* [Do this]: Every line that includes the word "request" is to be listed.

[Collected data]
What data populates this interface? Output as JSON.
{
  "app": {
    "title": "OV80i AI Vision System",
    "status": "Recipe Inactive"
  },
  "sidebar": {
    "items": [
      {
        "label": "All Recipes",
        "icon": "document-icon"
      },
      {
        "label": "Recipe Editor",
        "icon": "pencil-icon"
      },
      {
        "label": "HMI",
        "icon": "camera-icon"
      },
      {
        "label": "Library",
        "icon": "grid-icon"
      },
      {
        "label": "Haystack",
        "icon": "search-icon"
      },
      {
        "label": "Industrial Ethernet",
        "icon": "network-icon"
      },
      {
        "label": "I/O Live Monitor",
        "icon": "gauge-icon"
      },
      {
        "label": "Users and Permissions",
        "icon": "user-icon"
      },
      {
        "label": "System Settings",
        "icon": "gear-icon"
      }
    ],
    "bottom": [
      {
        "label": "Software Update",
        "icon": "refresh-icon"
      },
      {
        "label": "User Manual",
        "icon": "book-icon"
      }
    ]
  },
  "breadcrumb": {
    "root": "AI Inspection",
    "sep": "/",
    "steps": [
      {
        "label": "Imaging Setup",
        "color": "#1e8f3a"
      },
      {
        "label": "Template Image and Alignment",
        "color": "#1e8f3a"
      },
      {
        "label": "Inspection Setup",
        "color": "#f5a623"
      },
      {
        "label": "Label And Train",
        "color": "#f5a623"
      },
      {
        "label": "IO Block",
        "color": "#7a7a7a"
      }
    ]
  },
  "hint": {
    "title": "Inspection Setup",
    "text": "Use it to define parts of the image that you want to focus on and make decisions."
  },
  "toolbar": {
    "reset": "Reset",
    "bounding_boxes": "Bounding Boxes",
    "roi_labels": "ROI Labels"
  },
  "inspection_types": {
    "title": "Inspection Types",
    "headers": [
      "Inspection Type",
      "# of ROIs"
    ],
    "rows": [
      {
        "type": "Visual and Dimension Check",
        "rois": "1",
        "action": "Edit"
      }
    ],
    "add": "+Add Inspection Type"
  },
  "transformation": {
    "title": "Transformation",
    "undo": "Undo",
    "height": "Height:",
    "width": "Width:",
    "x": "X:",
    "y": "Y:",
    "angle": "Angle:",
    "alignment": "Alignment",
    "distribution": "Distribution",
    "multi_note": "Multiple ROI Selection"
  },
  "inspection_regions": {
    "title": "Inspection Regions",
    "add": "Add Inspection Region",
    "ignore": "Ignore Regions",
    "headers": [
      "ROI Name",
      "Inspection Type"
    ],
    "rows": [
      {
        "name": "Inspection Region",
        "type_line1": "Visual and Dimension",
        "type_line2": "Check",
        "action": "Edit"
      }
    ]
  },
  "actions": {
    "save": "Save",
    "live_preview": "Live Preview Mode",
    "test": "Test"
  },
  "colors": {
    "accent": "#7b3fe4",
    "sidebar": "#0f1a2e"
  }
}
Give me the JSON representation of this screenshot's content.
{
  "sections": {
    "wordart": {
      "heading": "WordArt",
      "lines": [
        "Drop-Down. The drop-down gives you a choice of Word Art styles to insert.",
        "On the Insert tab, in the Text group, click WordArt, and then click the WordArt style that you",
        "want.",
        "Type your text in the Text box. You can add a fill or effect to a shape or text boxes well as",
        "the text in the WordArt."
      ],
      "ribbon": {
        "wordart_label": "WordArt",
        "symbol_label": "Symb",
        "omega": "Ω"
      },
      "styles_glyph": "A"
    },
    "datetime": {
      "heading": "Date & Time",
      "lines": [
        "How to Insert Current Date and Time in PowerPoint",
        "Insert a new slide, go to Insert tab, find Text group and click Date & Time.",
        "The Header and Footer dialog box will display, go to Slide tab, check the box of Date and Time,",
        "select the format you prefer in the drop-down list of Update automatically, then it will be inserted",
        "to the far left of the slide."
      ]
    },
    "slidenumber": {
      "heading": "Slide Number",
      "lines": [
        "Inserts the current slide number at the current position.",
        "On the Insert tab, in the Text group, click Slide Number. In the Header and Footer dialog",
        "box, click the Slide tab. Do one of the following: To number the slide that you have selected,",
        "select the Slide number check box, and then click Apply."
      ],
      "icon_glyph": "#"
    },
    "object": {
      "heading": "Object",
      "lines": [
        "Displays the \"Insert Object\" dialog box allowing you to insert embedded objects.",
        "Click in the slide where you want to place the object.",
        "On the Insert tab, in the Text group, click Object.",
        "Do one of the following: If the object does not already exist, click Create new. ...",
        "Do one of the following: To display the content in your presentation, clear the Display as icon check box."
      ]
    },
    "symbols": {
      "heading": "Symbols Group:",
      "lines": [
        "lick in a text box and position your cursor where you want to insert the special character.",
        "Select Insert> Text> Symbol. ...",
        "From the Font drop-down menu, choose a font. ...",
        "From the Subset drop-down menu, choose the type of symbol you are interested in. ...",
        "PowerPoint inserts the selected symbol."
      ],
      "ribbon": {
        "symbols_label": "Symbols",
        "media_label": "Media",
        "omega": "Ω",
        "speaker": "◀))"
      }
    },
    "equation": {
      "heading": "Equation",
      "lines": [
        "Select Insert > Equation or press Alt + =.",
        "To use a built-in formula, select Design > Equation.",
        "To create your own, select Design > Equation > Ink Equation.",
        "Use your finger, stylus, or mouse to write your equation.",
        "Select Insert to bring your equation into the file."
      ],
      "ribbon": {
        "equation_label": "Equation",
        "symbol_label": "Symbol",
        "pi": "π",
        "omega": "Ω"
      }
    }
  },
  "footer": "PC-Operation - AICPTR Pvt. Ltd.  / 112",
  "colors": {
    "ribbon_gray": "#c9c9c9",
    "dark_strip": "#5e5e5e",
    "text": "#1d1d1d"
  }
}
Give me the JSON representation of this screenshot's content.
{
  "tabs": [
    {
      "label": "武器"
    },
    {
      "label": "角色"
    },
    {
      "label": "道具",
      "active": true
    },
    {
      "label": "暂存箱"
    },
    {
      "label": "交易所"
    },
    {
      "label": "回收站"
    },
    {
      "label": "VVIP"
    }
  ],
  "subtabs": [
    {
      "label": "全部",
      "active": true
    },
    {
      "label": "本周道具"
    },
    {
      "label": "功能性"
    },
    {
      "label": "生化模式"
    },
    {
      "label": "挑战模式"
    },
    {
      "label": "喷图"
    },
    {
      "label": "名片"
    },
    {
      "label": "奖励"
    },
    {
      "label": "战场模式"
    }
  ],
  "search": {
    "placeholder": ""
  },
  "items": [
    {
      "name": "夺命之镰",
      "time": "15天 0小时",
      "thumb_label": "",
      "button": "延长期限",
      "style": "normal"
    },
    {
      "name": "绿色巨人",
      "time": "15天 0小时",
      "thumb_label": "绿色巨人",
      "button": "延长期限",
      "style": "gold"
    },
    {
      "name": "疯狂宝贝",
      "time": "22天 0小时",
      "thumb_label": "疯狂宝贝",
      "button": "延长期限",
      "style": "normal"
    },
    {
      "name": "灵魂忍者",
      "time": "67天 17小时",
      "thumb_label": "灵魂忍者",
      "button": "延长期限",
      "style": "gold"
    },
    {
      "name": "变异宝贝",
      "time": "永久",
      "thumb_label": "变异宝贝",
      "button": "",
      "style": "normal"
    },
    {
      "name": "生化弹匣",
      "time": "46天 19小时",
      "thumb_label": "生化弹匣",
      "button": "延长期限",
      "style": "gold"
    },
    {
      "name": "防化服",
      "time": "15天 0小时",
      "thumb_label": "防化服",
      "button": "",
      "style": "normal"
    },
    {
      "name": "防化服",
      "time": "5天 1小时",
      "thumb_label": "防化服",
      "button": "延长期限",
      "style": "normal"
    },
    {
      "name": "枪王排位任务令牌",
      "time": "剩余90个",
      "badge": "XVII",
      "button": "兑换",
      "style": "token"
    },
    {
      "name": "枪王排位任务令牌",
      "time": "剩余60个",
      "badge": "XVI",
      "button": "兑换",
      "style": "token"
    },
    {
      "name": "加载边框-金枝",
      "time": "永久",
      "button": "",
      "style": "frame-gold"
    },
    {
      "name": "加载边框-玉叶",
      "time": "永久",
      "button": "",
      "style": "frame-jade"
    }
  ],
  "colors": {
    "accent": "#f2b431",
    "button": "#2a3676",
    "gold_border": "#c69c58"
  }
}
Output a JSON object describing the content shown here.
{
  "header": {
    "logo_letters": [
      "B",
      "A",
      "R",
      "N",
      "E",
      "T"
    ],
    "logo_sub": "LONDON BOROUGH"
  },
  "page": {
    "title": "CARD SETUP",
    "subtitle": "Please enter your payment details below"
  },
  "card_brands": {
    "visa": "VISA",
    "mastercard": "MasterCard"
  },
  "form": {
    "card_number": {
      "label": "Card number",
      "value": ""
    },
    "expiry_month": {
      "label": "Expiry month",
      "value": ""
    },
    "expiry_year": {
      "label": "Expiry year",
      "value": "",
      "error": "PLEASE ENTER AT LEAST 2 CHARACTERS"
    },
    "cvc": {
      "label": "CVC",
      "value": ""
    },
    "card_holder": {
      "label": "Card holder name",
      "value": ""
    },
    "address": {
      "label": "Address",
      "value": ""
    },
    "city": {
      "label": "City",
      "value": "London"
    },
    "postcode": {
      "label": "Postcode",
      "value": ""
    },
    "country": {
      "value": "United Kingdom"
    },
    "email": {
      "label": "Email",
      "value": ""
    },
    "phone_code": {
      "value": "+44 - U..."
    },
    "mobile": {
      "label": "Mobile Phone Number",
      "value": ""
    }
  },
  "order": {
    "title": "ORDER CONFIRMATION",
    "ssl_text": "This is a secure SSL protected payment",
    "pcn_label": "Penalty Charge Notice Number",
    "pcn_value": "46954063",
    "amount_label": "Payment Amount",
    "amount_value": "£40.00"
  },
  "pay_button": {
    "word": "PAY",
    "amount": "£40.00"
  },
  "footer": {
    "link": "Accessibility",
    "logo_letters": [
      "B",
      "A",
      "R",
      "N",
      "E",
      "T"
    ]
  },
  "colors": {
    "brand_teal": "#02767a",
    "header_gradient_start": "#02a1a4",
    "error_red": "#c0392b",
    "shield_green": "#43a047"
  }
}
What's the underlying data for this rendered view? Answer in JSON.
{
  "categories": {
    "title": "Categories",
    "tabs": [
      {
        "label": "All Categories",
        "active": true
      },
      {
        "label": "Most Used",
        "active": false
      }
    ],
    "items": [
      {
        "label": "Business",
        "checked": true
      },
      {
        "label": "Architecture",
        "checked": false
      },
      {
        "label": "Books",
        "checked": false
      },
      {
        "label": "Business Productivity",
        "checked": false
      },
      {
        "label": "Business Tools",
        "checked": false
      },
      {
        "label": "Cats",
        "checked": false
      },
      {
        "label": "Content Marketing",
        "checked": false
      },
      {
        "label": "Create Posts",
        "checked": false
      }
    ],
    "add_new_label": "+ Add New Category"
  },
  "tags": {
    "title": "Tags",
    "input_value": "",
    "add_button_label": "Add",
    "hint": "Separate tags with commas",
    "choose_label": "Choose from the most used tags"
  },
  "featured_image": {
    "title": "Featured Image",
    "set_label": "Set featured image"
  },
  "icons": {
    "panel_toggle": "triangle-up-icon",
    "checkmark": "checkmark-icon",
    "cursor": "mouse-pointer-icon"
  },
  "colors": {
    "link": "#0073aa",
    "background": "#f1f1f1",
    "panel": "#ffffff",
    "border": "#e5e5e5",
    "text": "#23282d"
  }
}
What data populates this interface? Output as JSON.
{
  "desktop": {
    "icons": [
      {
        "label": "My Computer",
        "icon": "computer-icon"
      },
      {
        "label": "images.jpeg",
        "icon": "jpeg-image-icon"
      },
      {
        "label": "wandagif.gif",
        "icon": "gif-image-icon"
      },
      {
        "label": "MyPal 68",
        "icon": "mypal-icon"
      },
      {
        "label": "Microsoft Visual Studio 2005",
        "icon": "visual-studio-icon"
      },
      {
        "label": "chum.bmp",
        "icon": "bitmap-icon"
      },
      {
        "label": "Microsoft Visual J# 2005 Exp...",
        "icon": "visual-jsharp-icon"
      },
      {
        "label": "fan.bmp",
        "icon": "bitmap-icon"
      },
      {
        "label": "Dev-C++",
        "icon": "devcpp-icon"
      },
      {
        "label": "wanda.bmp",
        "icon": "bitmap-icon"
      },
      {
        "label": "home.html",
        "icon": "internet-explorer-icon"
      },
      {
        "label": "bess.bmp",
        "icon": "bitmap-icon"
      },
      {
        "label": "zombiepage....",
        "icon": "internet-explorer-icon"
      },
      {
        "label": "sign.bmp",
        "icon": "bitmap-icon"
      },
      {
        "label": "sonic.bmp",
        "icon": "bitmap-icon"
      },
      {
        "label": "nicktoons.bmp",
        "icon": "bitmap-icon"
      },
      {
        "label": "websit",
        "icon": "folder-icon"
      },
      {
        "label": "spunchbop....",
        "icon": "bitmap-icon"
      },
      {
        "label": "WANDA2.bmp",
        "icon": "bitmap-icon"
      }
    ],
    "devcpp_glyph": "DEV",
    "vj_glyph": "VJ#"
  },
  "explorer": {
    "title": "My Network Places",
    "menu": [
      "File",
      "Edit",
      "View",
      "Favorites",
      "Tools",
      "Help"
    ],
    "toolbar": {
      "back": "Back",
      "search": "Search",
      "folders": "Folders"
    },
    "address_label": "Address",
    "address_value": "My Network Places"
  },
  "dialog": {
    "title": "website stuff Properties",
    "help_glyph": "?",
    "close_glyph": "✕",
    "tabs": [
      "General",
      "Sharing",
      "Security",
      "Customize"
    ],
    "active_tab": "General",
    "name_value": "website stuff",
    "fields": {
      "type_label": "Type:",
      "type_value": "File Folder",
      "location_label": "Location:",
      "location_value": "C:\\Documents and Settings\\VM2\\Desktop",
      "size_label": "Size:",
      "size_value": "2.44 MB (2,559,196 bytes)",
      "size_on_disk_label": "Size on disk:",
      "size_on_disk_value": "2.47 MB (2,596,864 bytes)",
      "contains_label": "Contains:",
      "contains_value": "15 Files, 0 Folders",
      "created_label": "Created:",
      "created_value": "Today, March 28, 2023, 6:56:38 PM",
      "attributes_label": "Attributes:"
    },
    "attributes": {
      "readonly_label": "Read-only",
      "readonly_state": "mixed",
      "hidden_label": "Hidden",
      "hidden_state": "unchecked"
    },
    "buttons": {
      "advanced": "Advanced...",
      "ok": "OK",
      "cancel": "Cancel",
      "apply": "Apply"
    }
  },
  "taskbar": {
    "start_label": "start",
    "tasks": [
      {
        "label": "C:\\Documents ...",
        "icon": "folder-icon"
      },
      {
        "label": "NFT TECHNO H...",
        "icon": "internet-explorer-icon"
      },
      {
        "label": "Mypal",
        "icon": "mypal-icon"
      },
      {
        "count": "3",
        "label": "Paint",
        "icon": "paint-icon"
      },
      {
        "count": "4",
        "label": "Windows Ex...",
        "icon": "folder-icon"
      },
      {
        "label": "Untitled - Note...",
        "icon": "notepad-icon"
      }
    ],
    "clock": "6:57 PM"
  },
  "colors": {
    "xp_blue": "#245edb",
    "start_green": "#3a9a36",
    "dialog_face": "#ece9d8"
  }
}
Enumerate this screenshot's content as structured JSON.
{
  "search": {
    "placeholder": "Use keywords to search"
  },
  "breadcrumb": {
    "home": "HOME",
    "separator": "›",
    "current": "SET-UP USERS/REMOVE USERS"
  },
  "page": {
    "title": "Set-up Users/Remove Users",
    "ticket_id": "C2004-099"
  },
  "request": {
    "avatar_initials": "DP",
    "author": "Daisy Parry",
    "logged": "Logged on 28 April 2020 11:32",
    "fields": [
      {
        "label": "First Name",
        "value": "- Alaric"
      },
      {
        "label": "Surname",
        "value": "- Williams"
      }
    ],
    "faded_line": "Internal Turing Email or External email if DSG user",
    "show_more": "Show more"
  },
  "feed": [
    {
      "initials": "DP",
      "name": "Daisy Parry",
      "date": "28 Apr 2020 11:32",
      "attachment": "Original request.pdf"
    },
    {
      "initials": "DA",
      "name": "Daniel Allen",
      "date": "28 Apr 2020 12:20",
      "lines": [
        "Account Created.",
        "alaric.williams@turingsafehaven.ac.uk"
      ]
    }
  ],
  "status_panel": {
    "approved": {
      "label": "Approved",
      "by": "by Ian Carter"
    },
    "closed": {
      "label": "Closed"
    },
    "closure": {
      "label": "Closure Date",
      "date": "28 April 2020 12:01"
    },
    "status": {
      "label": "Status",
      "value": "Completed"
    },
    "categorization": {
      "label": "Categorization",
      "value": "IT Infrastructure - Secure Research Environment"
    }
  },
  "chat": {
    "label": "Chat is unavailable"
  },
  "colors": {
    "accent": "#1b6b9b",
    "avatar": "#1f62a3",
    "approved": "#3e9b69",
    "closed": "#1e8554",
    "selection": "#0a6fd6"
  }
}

* [Solution for this exercise]:
  "request": {
      "attachment": "Original request.pdf"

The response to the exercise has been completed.